>> begin Data extract

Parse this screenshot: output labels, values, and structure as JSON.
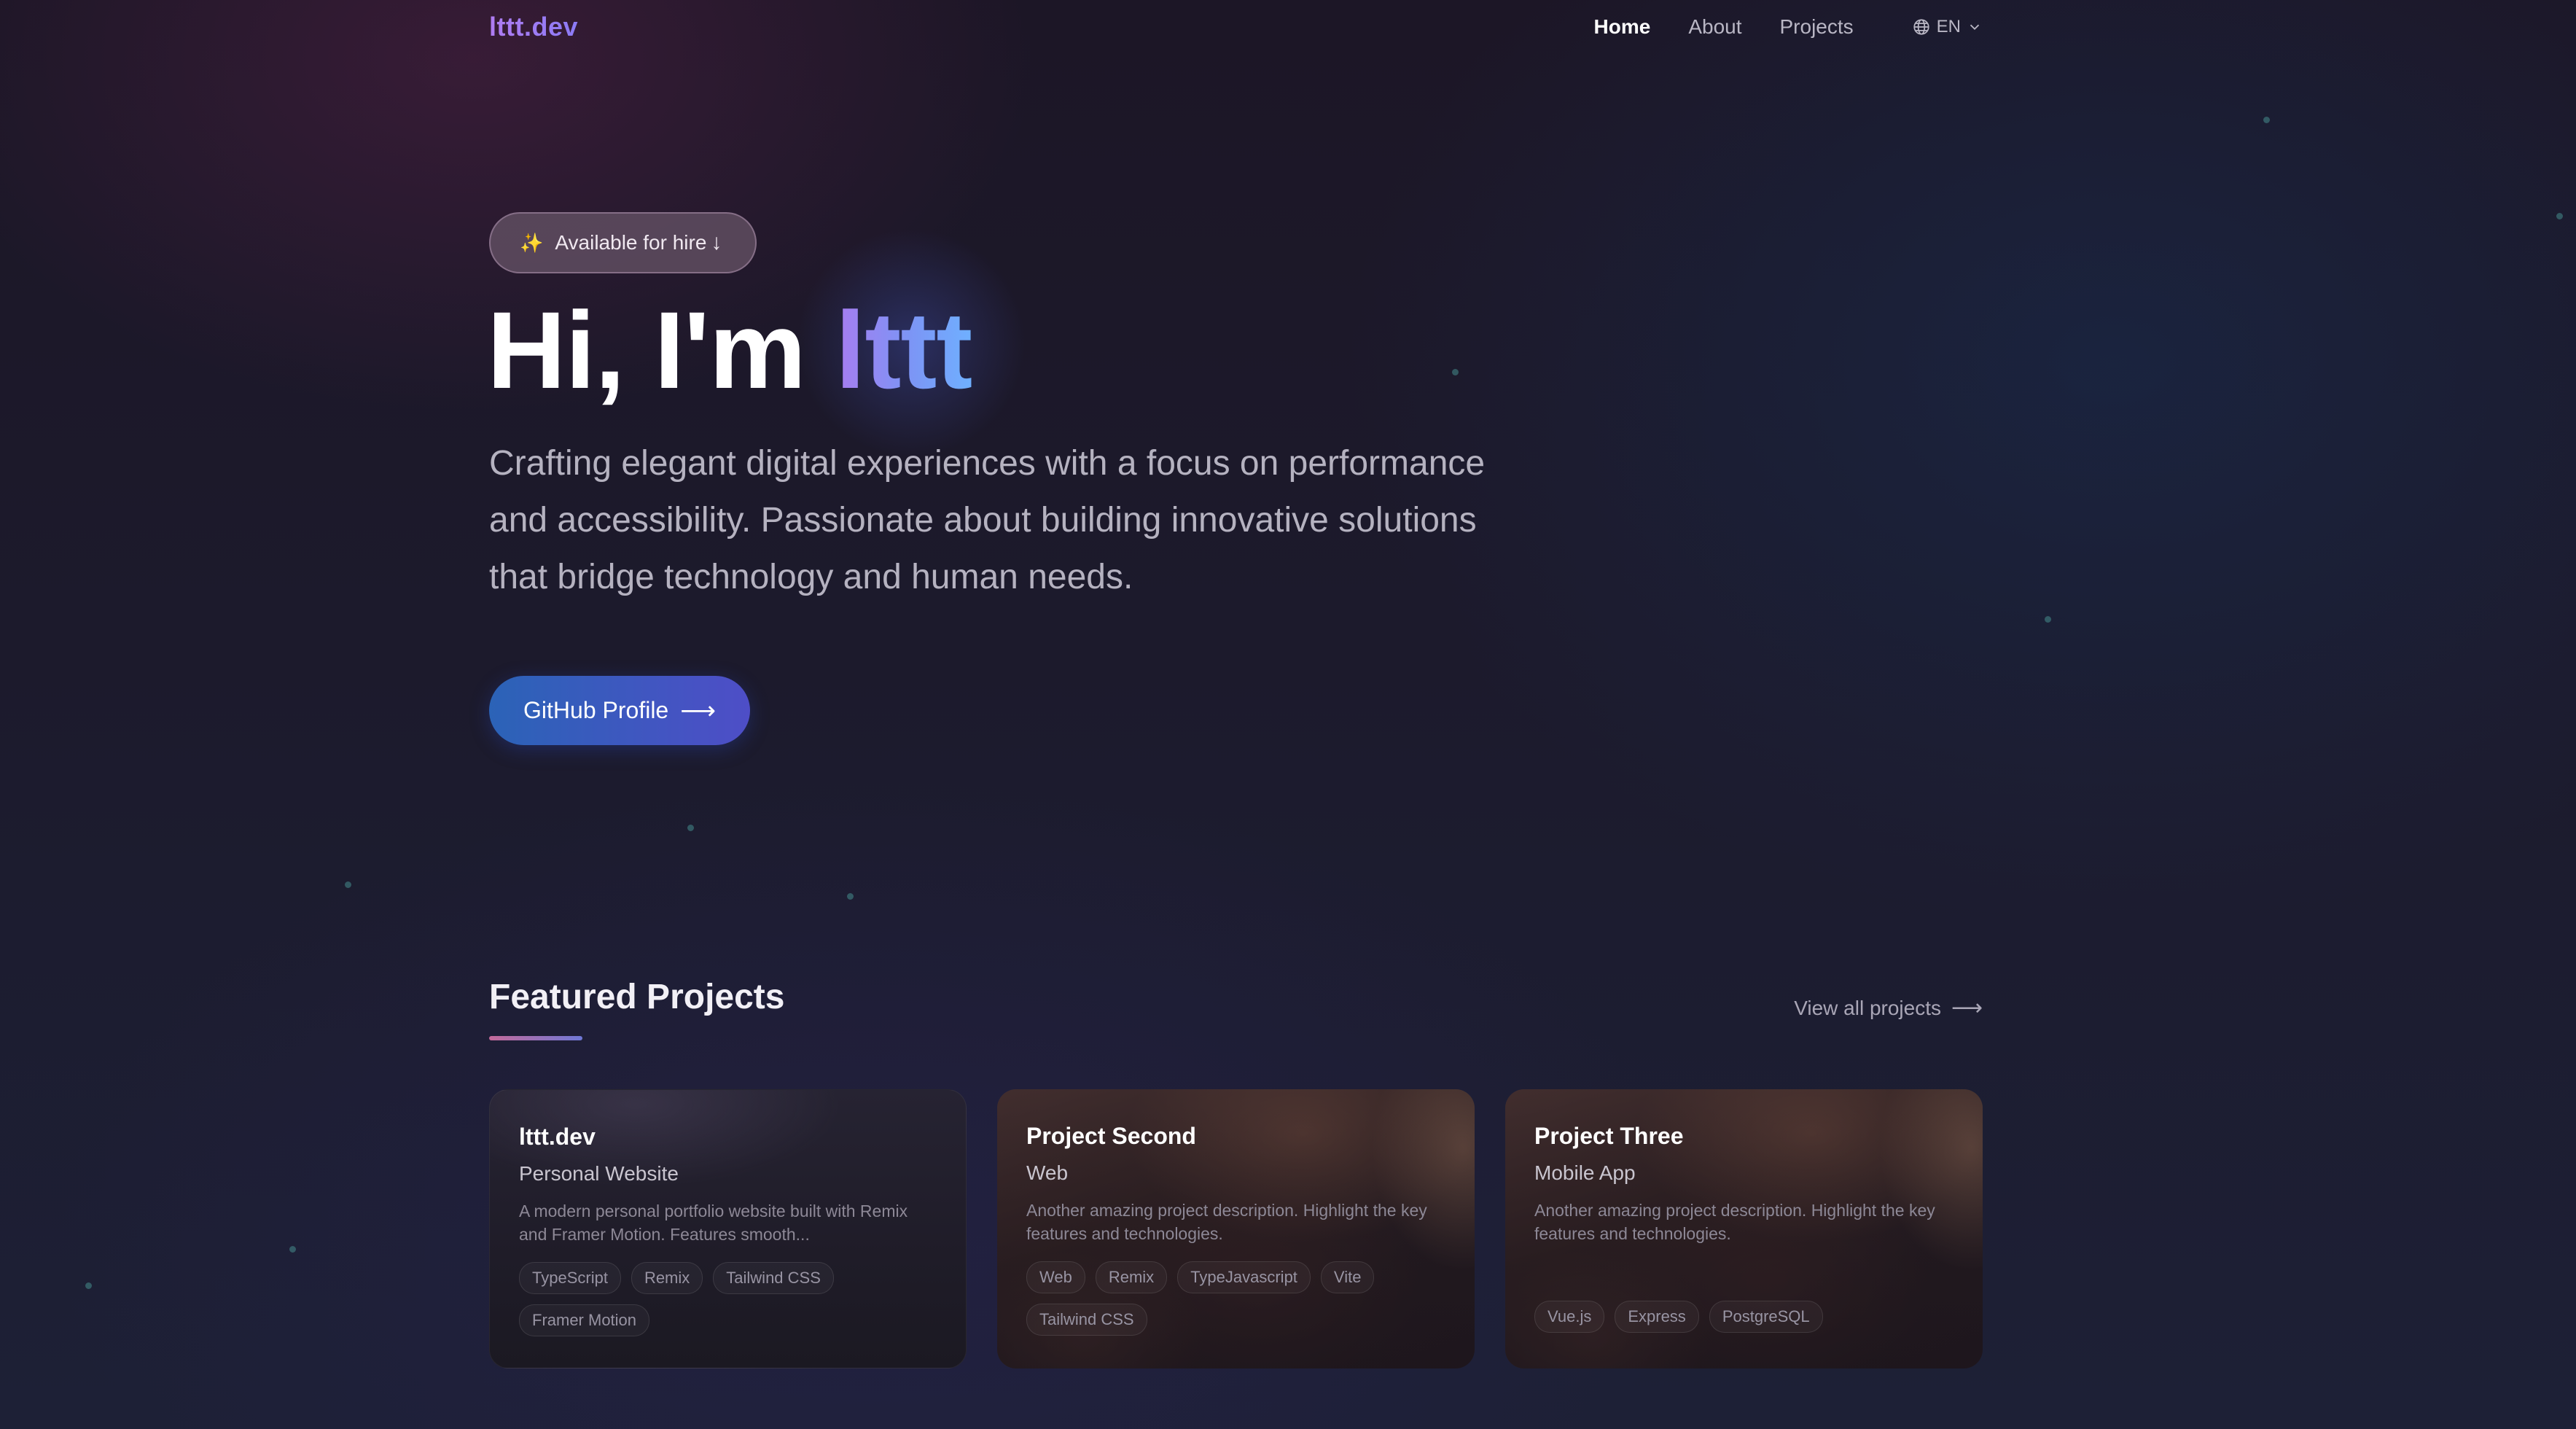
{
  "nav": {
    "logo": "lttt.dev",
    "links": [
      "Home",
      "About",
      "Projects"
    ],
    "active_link": "Home",
    "language": "EN",
    "globe_icon": "globe-icon",
    "chevron_icon": "chevron-down-icon"
  },
  "hero": {
    "badge_text": "Available for hire",
    "badge_icon": "sparkles-icon",
    "badge_arrow": "arrow-down-icon",
    "title_prefix": "Hi, I'm ",
    "title_name": "lttt",
    "description": "Crafting elegant digital experiences with a focus on performance and accessibility. Passionate about building innovative solutions that bridge technology and human needs.",
    "cta_label": "GitHub Profile",
    "cta_icon": "arrow-right-icon"
  },
  "featured": {
    "title": "Featured Projects",
    "view_all_label": "View all projects",
    "view_all_icon": "arrow-right-icon",
    "projects": [
      {
        "title": "lttt.dev",
        "subtitle": "Personal Website",
        "description": "A modern personal portfolio website built with Remix and Framer Motion. Features smooth...",
        "tags": [
          "TypeScript",
          "Remix",
          "Tailwind CSS",
          "Framer Motion"
        ]
      },
      {
        "title": "Project Second",
        "subtitle": "Web",
        "description": "Another amazing project description. Highlight the key features and technologies.",
        "tags": [
          "Web",
          "Remix",
          "TypeJavascript",
          "Vite",
          "Tailwind CSS"
        ]
      },
      {
        "title": "Project Three",
        "subtitle": "Mobile App",
        "description": "Another amazing project description. Highlight the key features and technologies.",
        "tags": [
          "Vue.js",
          "Express",
          "PostgreSQL"
        ]
      }
    ]
  },
  "colors": {
    "accent_purple": "#a77cf0",
    "accent_blue": "#6fb0ff",
    "button_start": "#2b63b7",
    "button_end": "#4e4ec7",
    "background": "#1c1a2c"
  }
}
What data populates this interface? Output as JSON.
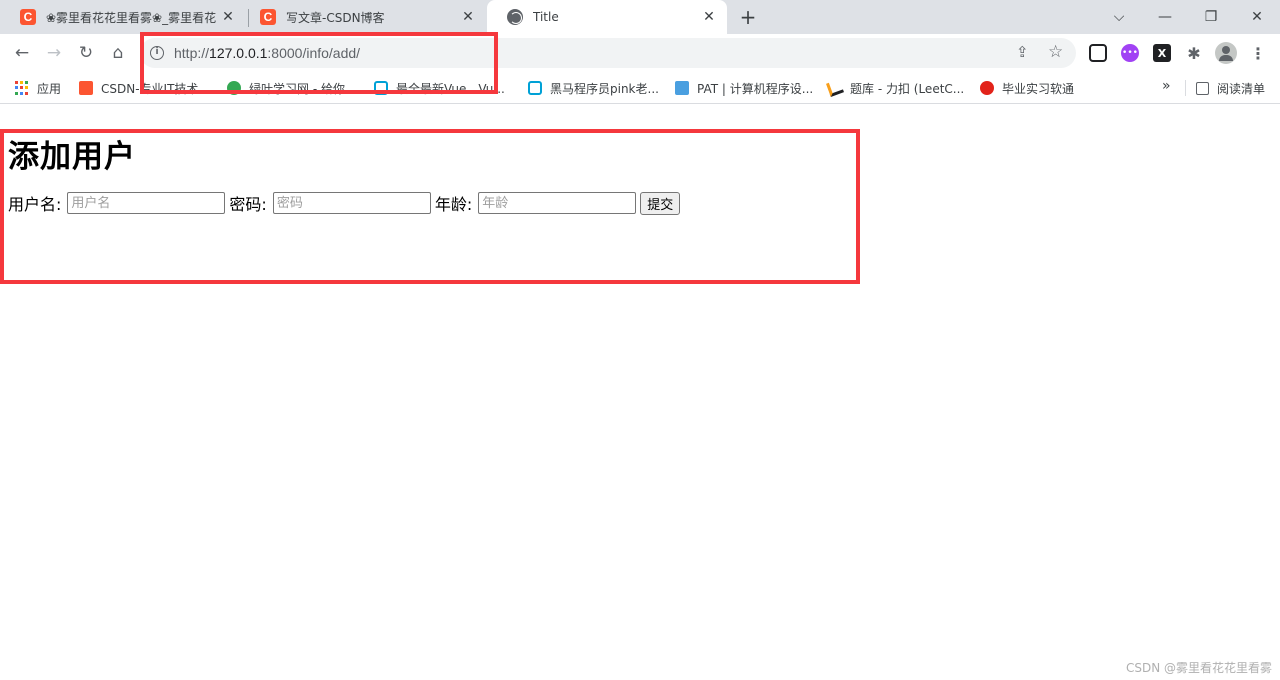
{
  "tabs": [
    {
      "title": "❀雾里看花花里看雾❀_雾里看花",
      "icon": "csdn-icon",
      "active": false
    },
    {
      "title": "写文章-CSDN博客",
      "icon": "csdn-icon",
      "active": false
    },
    {
      "title": "Title",
      "icon": "globe-icon",
      "active": true
    }
  ],
  "tab_glyphs": {
    "close": "✕",
    "new": "+",
    "c": "C"
  },
  "window_controls": {
    "dropdown": "⌵",
    "minimize": "—",
    "restore": "❐",
    "close": "✕"
  },
  "toolbar": {
    "back": "←",
    "forward": "→",
    "reload": "↻",
    "home": "⌂",
    "url_scheme": "http://",
    "url_host": "127.0.0.1",
    "url_rest": ":8000/info/add/",
    "info_glyph": "i",
    "share_glyph": "⇪",
    "star_glyph": "☆",
    "menu_glyph": "⋮",
    "ext3_glyph": "X",
    "ext2_glyph": "•••",
    "puzzle_glyph": "✱"
  },
  "bookmarks": [
    {
      "label": "应用",
      "icon": "apps-icon"
    },
    {
      "label": "CSDN-专业IT技术...",
      "icon": "csdn-icon"
    },
    {
      "label": "绿叶学习网 - 给你...",
      "icon": "leaf-icon"
    },
    {
      "label": "最全最新Vue、Vu...",
      "icon": "bilibili-icon"
    },
    {
      "label": "黑马程序员pink老...",
      "icon": "bilibili-icon"
    },
    {
      "label": "PAT | 计算机程序设...",
      "icon": "pat-icon"
    },
    {
      "label": "题库 - 力扣 (LeetC...",
      "icon": "leetcode-icon"
    },
    {
      "label": "毕业实习软通",
      "icon": "bookmark-icon"
    }
  ],
  "bookmarks_more": "»",
  "reading_list": "阅读清单",
  "page": {
    "title": "添加用户",
    "form": {
      "username_label": "用户名:",
      "username_placeholder": "用户名",
      "password_label": "密码:",
      "password_placeholder": "密码",
      "age_label": "年龄:",
      "age_placeholder": "年龄",
      "submit_label": "提交"
    }
  },
  "watermark": "CSDN @雾里看花花里看雾",
  "colors": {
    "highlight": "#f5383d",
    "tabstrip": "#dee1e6",
    "csdn": "#fc5531"
  }
}
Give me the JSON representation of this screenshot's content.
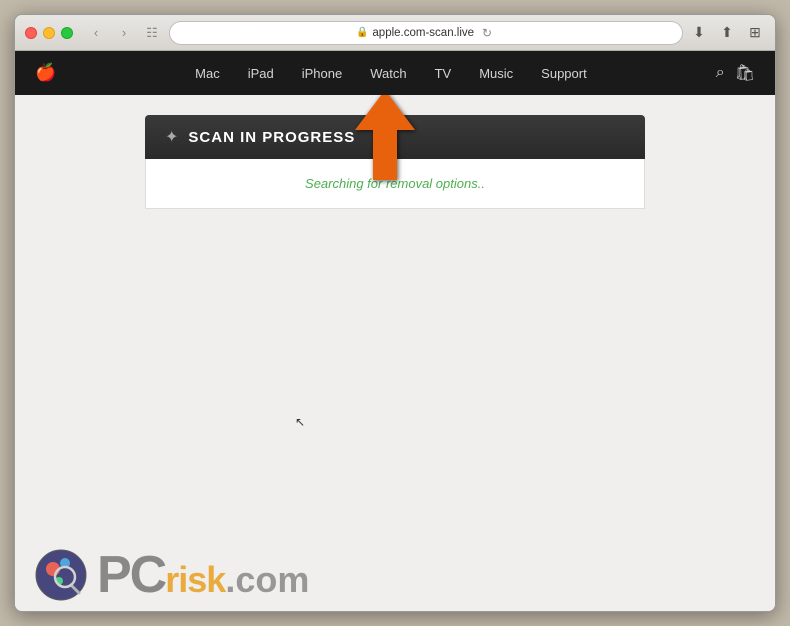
{
  "browser": {
    "url": "apple.com-scan.live",
    "tab_title": "apple.com-scan.live"
  },
  "apple_nav": {
    "logo": "🍎",
    "items": [
      {
        "label": "Mac"
      },
      {
        "label": "iPad"
      },
      {
        "label": "iPhone"
      },
      {
        "label": "Watch"
      },
      {
        "label": "TV"
      },
      {
        "label": "Music"
      },
      {
        "label": "Support"
      }
    ]
  },
  "scan": {
    "title": "SCAN IN PROGRESS",
    "status": "Searching for removal options.."
  },
  "watermark": {
    "brand": "PC",
    "suffix": "risk.com"
  },
  "arrow": {
    "color": "#e8620a"
  }
}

>> end Data extract

- _Work to complete_
Copy all the lines above that hold the string "Motion".

- _Solution for this task_
        "description": "A modern personal portfolio website built with Remix and Framer Motion. Features smooth...",
          "Framer Motion"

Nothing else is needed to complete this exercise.